Stored items from a collection:

• • • • • • •

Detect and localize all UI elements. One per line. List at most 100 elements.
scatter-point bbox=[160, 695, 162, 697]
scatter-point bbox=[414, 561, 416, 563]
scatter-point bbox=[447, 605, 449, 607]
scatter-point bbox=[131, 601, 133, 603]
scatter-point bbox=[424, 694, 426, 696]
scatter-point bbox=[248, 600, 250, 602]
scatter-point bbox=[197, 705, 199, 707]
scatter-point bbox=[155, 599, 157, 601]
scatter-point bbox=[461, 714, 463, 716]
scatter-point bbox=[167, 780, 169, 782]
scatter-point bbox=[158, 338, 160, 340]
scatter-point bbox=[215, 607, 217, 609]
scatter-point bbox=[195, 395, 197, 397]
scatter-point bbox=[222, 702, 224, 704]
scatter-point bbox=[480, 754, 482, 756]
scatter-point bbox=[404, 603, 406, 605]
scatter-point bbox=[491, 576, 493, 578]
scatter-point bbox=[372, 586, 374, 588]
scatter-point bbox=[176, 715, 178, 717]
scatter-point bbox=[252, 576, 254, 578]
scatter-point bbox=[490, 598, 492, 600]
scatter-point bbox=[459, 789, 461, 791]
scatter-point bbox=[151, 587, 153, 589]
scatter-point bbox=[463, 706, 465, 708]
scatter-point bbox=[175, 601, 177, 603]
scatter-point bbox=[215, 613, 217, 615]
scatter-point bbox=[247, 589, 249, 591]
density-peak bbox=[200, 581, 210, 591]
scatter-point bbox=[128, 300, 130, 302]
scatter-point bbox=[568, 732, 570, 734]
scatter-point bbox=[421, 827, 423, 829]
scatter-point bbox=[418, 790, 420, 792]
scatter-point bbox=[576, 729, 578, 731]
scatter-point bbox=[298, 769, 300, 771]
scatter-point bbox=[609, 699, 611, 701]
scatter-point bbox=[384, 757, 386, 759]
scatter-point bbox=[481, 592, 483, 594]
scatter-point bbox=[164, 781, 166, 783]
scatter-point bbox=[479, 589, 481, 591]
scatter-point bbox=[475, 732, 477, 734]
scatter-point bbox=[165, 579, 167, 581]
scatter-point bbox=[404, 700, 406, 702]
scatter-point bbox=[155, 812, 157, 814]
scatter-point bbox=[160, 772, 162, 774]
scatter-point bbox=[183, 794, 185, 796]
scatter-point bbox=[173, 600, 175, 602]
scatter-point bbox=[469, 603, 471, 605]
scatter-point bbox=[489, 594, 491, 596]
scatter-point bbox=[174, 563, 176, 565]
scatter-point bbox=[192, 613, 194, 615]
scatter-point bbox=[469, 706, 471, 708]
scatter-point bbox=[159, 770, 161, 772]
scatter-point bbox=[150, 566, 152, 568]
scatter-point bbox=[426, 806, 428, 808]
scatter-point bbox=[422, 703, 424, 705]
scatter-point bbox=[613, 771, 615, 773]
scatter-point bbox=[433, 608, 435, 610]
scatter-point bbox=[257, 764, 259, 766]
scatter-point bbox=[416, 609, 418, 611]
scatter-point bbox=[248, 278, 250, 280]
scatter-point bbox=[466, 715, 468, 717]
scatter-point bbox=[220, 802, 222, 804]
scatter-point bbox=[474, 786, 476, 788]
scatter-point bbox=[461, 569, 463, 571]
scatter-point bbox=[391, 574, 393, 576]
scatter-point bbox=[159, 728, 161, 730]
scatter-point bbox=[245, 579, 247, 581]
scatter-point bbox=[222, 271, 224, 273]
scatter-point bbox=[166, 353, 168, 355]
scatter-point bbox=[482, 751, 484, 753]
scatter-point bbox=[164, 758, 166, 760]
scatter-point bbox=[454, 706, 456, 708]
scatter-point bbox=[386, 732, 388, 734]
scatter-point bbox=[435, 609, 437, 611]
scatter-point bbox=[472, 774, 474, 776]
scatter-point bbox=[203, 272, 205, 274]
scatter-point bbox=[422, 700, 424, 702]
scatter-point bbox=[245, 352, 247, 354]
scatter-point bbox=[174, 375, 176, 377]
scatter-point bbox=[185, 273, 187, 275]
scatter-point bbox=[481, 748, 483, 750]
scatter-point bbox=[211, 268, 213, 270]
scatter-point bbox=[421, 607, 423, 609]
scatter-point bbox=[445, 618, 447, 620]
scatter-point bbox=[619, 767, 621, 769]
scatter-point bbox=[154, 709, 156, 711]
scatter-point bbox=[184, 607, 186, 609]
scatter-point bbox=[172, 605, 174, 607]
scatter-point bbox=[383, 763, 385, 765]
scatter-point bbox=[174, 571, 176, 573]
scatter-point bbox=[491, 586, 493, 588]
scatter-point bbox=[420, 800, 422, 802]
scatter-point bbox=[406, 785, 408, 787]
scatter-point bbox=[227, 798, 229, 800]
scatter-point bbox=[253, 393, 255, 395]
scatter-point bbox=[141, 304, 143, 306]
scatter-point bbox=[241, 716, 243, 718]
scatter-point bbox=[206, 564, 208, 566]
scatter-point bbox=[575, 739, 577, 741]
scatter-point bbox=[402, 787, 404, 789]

• • • • • • •

### GIVEN INSTRUCTION
In the records, switch every "density-peak" to "cluster-center" and keep everything else the same.

### COMPLETE ANSWER
Detect and localize all UI elements. One per line. List at most 100 elements.
scatter-point bbox=[160, 695, 162, 697]
scatter-point bbox=[414, 561, 416, 563]
scatter-point bbox=[447, 605, 449, 607]
scatter-point bbox=[131, 601, 133, 603]
scatter-point bbox=[424, 694, 426, 696]
scatter-point bbox=[248, 600, 250, 602]
scatter-point bbox=[197, 705, 199, 707]
scatter-point bbox=[155, 599, 157, 601]
scatter-point bbox=[461, 714, 463, 716]
scatter-point bbox=[167, 780, 169, 782]
scatter-point bbox=[158, 338, 160, 340]
scatter-point bbox=[215, 607, 217, 609]
scatter-point bbox=[195, 395, 197, 397]
scatter-point bbox=[222, 702, 224, 704]
scatter-point bbox=[480, 754, 482, 756]
scatter-point bbox=[404, 603, 406, 605]
scatter-point bbox=[491, 576, 493, 578]
scatter-point bbox=[372, 586, 374, 588]
scatter-point bbox=[176, 715, 178, 717]
scatter-point bbox=[252, 576, 254, 578]
scatter-point bbox=[490, 598, 492, 600]
scatter-point bbox=[459, 789, 461, 791]
scatter-point bbox=[151, 587, 153, 589]
scatter-point bbox=[463, 706, 465, 708]
scatter-point bbox=[175, 601, 177, 603]
scatter-point bbox=[215, 613, 217, 615]
scatter-point bbox=[247, 589, 249, 591]
cluster-center bbox=[200, 581, 210, 591]
scatter-point bbox=[128, 300, 130, 302]
scatter-point bbox=[568, 732, 570, 734]
scatter-point bbox=[421, 827, 423, 829]
scatter-point bbox=[418, 790, 420, 792]
scatter-point bbox=[576, 729, 578, 731]
scatter-point bbox=[298, 769, 300, 771]
scatter-point bbox=[609, 699, 611, 701]
scatter-point bbox=[384, 757, 386, 759]
scatter-point bbox=[481, 592, 483, 594]
scatter-point bbox=[164, 781, 166, 783]
scatter-point bbox=[479, 589, 481, 591]
scatter-point bbox=[475, 732, 477, 734]
scatter-point bbox=[165, 579, 167, 581]
scatter-point bbox=[404, 700, 406, 702]
scatter-point bbox=[155, 812, 157, 814]
scatter-point bbox=[160, 772, 162, 774]
scatter-point bbox=[183, 794, 185, 796]
scatter-point bbox=[173, 600, 175, 602]
scatter-point bbox=[469, 603, 471, 605]
scatter-point bbox=[489, 594, 491, 596]
scatter-point bbox=[174, 563, 176, 565]
scatter-point bbox=[192, 613, 194, 615]
scatter-point bbox=[469, 706, 471, 708]
scatter-point bbox=[159, 770, 161, 772]
scatter-point bbox=[150, 566, 152, 568]
scatter-point bbox=[426, 806, 428, 808]
scatter-point bbox=[422, 703, 424, 705]
scatter-point bbox=[613, 771, 615, 773]
scatter-point bbox=[433, 608, 435, 610]
scatter-point bbox=[257, 764, 259, 766]
scatter-point bbox=[416, 609, 418, 611]
scatter-point bbox=[248, 278, 250, 280]
scatter-point bbox=[466, 715, 468, 717]
scatter-point bbox=[220, 802, 222, 804]
scatter-point bbox=[474, 786, 476, 788]
scatter-point bbox=[461, 569, 463, 571]
scatter-point bbox=[391, 574, 393, 576]
scatter-point bbox=[159, 728, 161, 730]
scatter-point bbox=[245, 579, 247, 581]
scatter-point bbox=[222, 271, 224, 273]
scatter-point bbox=[166, 353, 168, 355]
scatter-point bbox=[482, 751, 484, 753]
scatter-point bbox=[164, 758, 166, 760]
scatter-point bbox=[454, 706, 456, 708]
scatter-point bbox=[386, 732, 388, 734]
scatter-point bbox=[435, 609, 437, 611]
scatter-point bbox=[472, 774, 474, 776]
scatter-point bbox=[203, 272, 205, 274]
scatter-point bbox=[422, 700, 424, 702]
scatter-point bbox=[245, 352, 247, 354]
scatter-point bbox=[174, 375, 176, 377]
scatter-point bbox=[185, 273, 187, 275]
scatter-point bbox=[481, 748, 483, 750]
scatter-point bbox=[211, 268, 213, 270]
scatter-point bbox=[421, 607, 423, 609]
scatter-point bbox=[445, 618, 447, 620]
scatter-point bbox=[619, 767, 621, 769]
scatter-point bbox=[154, 709, 156, 711]
scatter-point bbox=[184, 607, 186, 609]
scatter-point bbox=[172, 605, 174, 607]
scatter-point bbox=[383, 763, 385, 765]
scatter-point bbox=[174, 571, 176, 573]
scatter-point bbox=[491, 586, 493, 588]
scatter-point bbox=[420, 800, 422, 802]
scatter-point bbox=[406, 785, 408, 787]
scatter-point bbox=[227, 798, 229, 800]
scatter-point bbox=[253, 393, 255, 395]
scatter-point bbox=[141, 304, 143, 306]
scatter-point bbox=[241, 716, 243, 718]
scatter-point bbox=[206, 564, 208, 566]
scatter-point bbox=[575, 739, 577, 741]
scatter-point bbox=[402, 787, 404, 789]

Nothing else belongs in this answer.